**INSTRUCTION**
Copy out the listing word for word, beginning at the line containing "staticText: 控糖目标值： xyxy=(112,294,196,312)" and continuing through its final line.
------------------------------
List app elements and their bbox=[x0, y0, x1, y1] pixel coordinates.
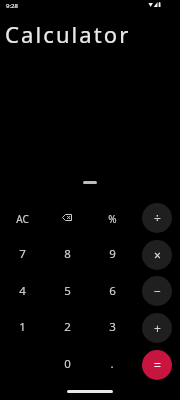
staticText: 4 bbox=[19, 283, 26, 299]
staticText: 5 bbox=[64, 283, 71, 299]
staticText: 9 bbox=[109, 246, 116, 262]
staticText: . bbox=[110, 356, 114, 372]
staticText: 3 bbox=[109, 319, 116, 335]
button[interactable]: 6 bbox=[91, 274, 133, 308]
button[interactable]: Backspace bbox=[46, 200, 88, 234]
staticText: ÷ bbox=[154, 210, 161, 226]
staticText: Calculator bbox=[5, 19, 131, 49]
button[interactable]: 4 bbox=[1, 274, 43, 308]
staticText: 2 bbox=[64, 319, 71, 335]
staticText: AC bbox=[16, 212, 29, 226]
button[interactable]: 2 bbox=[46, 310, 88, 344]
staticText: 7 bbox=[19, 246, 26, 262]
staticText: − bbox=[154, 283, 161, 299]
staticText: + bbox=[154, 320, 161, 336]
staticText: 8 bbox=[64, 246, 71, 262]
button[interactable]: 9 bbox=[91, 237, 133, 271]
button[interactable]: 3 bbox=[91, 310, 133, 344]
staticText: × bbox=[154, 247, 161, 263]
button[interactable]: . bbox=[91, 347, 133, 381]
staticText: 9:28 bbox=[6, 2, 18, 10]
button[interactable]: Divide bbox=[142, 203, 172, 233]
button[interactable]: Multiply bbox=[142, 240, 172, 270]
staticText: 1 bbox=[19, 319, 26, 335]
button[interactable]: 8 bbox=[46, 237, 88, 271]
staticText: % bbox=[108, 212, 117, 226]
button[interactable]: Subtract bbox=[142, 276, 172, 306]
staticText: 6 bbox=[109, 283, 116, 299]
button[interactable]: 5 bbox=[46, 274, 88, 308]
button[interactable]: 7 bbox=[1, 237, 43, 271]
button[interactable]: % bbox=[91, 202, 133, 236]
button[interactable]: Equals bbox=[142, 350, 172, 380]
staticText: 0 bbox=[64, 356, 71, 372]
button[interactable]: AC bbox=[1, 202, 43, 236]
button[interactable]: 0 bbox=[46, 347, 88, 381]
button[interactable]: 1 bbox=[1, 310, 43, 344]
button[interactable]: Add bbox=[142, 313, 172, 343]
staticText: = bbox=[154, 357, 161, 373]
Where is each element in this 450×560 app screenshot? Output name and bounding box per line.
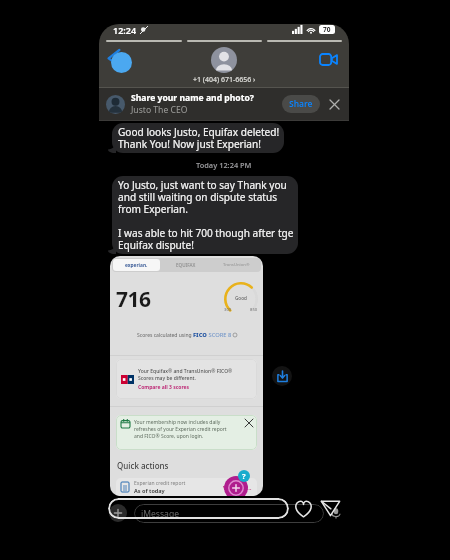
staticText: Share [289, 98, 313, 110]
button[interactable]: experian. [113, 259, 160, 271]
staticText: 12:24 [113, 24, 137, 36]
button[interactable]: Dictate [328, 505, 344, 521]
staticText: iMessage [141, 508, 180, 520]
staticText: EQUIFAX [176, 262, 196, 268]
staticText: Your Equifax® and TransUnion® FICO® [138, 368, 233, 375]
button[interactable]: Yo Justo, just want to say Thank you and… [112, 176, 298, 254]
button[interactable]: Share [319, 498, 341, 518]
button[interactable]: Like [293, 498, 314, 519]
staticText: ? [242, 471, 246, 481]
staticText: Experian credit report [134, 480, 186, 487]
button[interactable]: Experian credit report [116, 478, 257, 496]
button[interactable]: FaceTime video call [315, 49, 341, 69]
staticText: TransUnion® [223, 262, 250, 268]
button[interactable]: Help [238, 470, 250, 482]
staticText: Good looks Justo, Equifax deleted! Thank… [118, 125, 280, 151]
button[interactable]: Add attachment [109, 504, 127, 522]
button[interactable]: Good looks Justo, Equifax deleted! Thank… [112, 123, 284, 153]
staticText: experian. [125, 262, 148, 269]
staticText: Scores may be different. [138, 375, 196, 382]
staticText: Compare all 3 scores [138, 384, 190, 391]
staticText: Your membership now includes daily refre… [134, 419, 245, 440]
staticText: Justo The CEO [131, 104, 188, 116]
button[interactable] [108, 498, 289, 519]
button[interactable]: Save image [272, 366, 292, 386]
staticText: +1 (404) 671-6656 › [193, 75, 256, 85]
staticText: Yo Justo, just want to say Thank you and… [118, 178, 294, 252]
staticText: Scores calculated using [137, 332, 193, 339]
button[interactable]: Your Equifax® and TransUnion® FICO® [116, 359, 257, 399]
staticText: As of today [134, 487, 165, 494]
button[interactable]: Dismiss [325, 95, 343, 113]
staticText: 300 [224, 307, 232, 313]
staticText: View rep… [223, 484, 252, 491]
staticText: 716 [116, 285, 151, 314]
staticText: FICO [193, 331, 207, 339]
button[interactable]: EQUIFAX [161, 258, 211, 272]
button[interactable]: Close [245, 419, 253, 427]
button[interactable]: TransUnion® [211, 258, 261, 272]
staticText: Today 12:24 PM [196, 160, 252, 170]
staticText: Share your name and photo? [131, 92, 254, 104]
button[interactable]: Share [282, 95, 320, 113]
button[interactable]: Back [106, 49, 142, 77]
staticText: SCORE 8 [207, 331, 233, 339]
button[interactable]: Add [224, 476, 248, 496]
button[interactable]: iMessage [134, 504, 324, 523]
button[interactable]: Your membership now includes daily refre… [116, 415, 257, 450]
staticText: Good [235, 295, 247, 301]
staticText: 70 [323, 25, 331, 34]
staticText: 850 [250, 307, 258, 313]
staticText: Quick actions [117, 460, 169, 471]
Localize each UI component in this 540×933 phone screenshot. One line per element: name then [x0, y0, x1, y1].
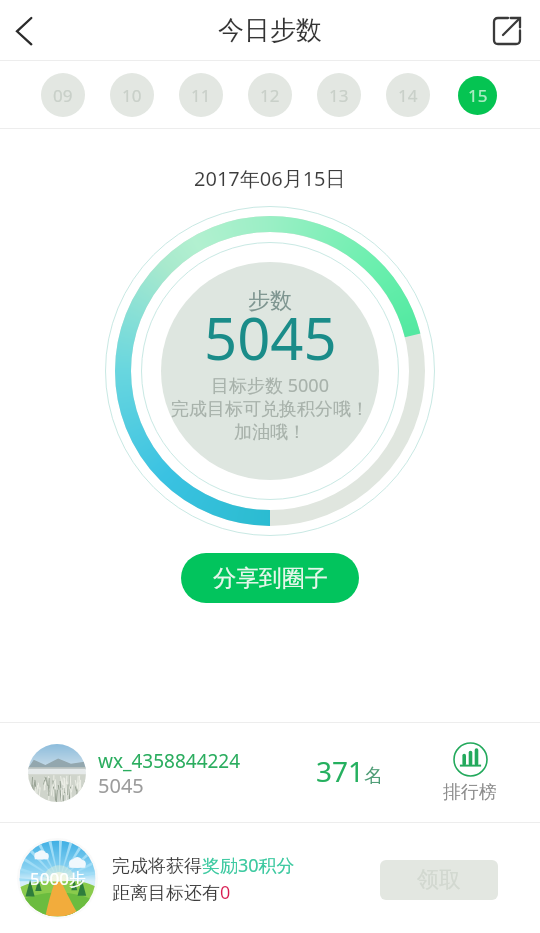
staticText: 领取 — [417, 866, 461, 894]
button[interactable]: 11 — [179, 73, 223, 117]
button[interactable]: Share — [485, 9, 529, 53]
staticText: 步数 — [248, 287, 292, 315]
staticText: 371名 — [316, 752, 384, 790]
staticText: 13 — [329, 84, 349, 107]
staticText: 11 — [191, 84, 211, 107]
staticText: 15 — [468, 84, 488, 107]
staticText: 14 — [398, 84, 418, 107]
staticText: 09 — [53, 84, 73, 107]
staticText: wx_4358844224 — [98, 748, 241, 774]
button[interactable]: 10 — [110, 73, 154, 117]
button[interactable]: 分享到圈子 — [181, 553, 359, 603]
button[interactable]: 09 — [41, 73, 85, 117]
staticText: 5045 — [98, 772, 144, 799]
staticText: 目标步数 5000 完成目标可兑换积分哦！ 加油哦！ — [171, 373, 369, 443]
button[interactable]: 排行榜 — [434, 742, 506, 804]
staticText: 排行榜 — [443, 781, 497, 804]
staticText: 5045 — [204, 298, 337, 377]
staticText: 距离目标还有0 — [112, 880, 231, 905]
button[interactable]: Back — [0, 7, 48, 55]
button[interactable]: 15 — [458, 76, 497, 115]
button[interactable]: 12 — [248, 73, 292, 117]
button[interactable]: 领取 — [380, 860, 498, 900]
button[interactable]: wx_4358844224 — [0, 723, 540, 822]
staticText: 分享到圈子 — [213, 564, 328, 593]
staticText: 5000步 — [30, 867, 86, 890]
button[interactable]: 13 — [317, 73, 361, 117]
staticText: 完成将获得奖励30积分 — [112, 853, 295, 878]
staticText: 今日步数 — [218, 14, 322, 47]
staticText: 2017年06月15日 — [194, 165, 346, 192]
staticText: 12 — [260, 84, 280, 107]
button[interactable]: 14 — [386, 73, 430, 117]
staticText: 10 — [122, 84, 142, 107]
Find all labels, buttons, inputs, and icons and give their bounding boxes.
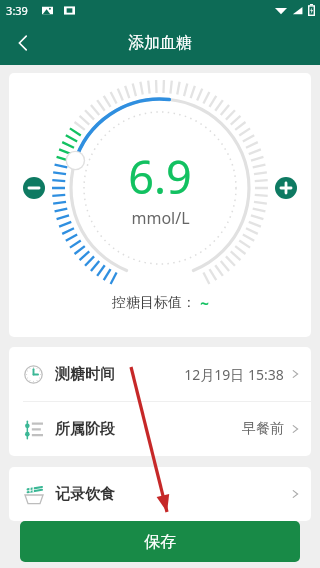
staticText: 控糖目标值： xyxy=(112,294,196,312)
button[interactable]: 测糖时间 xyxy=(9,347,311,401)
button[interactable]: Increase value xyxy=(273,175,299,201)
button[interactable]: 记录饮食 xyxy=(9,467,311,521)
button[interactable]: Decrease value xyxy=(21,175,47,201)
staticText: 测糖时间 xyxy=(55,365,115,384)
staticText: 所属阶段 xyxy=(55,420,115,439)
staticText: 保存 xyxy=(144,532,176,552)
staticText: 添加血糖 xyxy=(128,33,192,53)
staticText: mmol/L xyxy=(131,207,190,229)
staticText: 3:39 xyxy=(6,3,28,18)
button[interactable]: 保存 xyxy=(20,521,300,562)
button[interactable]: 所属阶段 xyxy=(9,402,311,456)
staticText: 6.9 xyxy=(128,146,192,207)
staticText: ~ xyxy=(196,293,209,313)
staticText: 早餐前 xyxy=(242,420,284,438)
button[interactable]: Back xyxy=(0,20,46,65)
staticText: 12月19日 15:38 xyxy=(184,365,284,384)
staticText: 记录饮食 xyxy=(55,485,115,504)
------------------------------
**FINISHED ANSWER**
staticText: 控糖目标值： xyxy=(112,294,196,312)
button[interactable]: 测糖时间 xyxy=(9,347,311,401)
button[interactable]: Increase value xyxy=(273,175,299,201)
button[interactable]: 记录饮食 xyxy=(9,467,311,521)
button[interactable]: Decrease value xyxy=(21,175,47,201)
staticText: 测糖时间 xyxy=(55,365,115,384)
staticText: 所属阶段 xyxy=(55,420,115,439)
staticText: 保存 xyxy=(144,532,176,552)
staticText: 添加血糖 xyxy=(128,33,192,53)
staticText: mmol/L xyxy=(131,207,190,229)
staticText: 3:39 xyxy=(6,3,28,18)
button[interactable]: 保存 xyxy=(20,521,300,562)
button[interactable]: 所属阶段 xyxy=(9,402,311,456)
staticText: 6.9 xyxy=(128,146,192,207)
staticText: ~ xyxy=(196,293,209,313)
staticText: 早餐前 xyxy=(242,420,284,438)
button[interactable]: Back xyxy=(0,20,46,65)
staticText: 12月19日 15:38 xyxy=(184,365,284,384)
staticText: 记录饮食 xyxy=(55,485,115,504)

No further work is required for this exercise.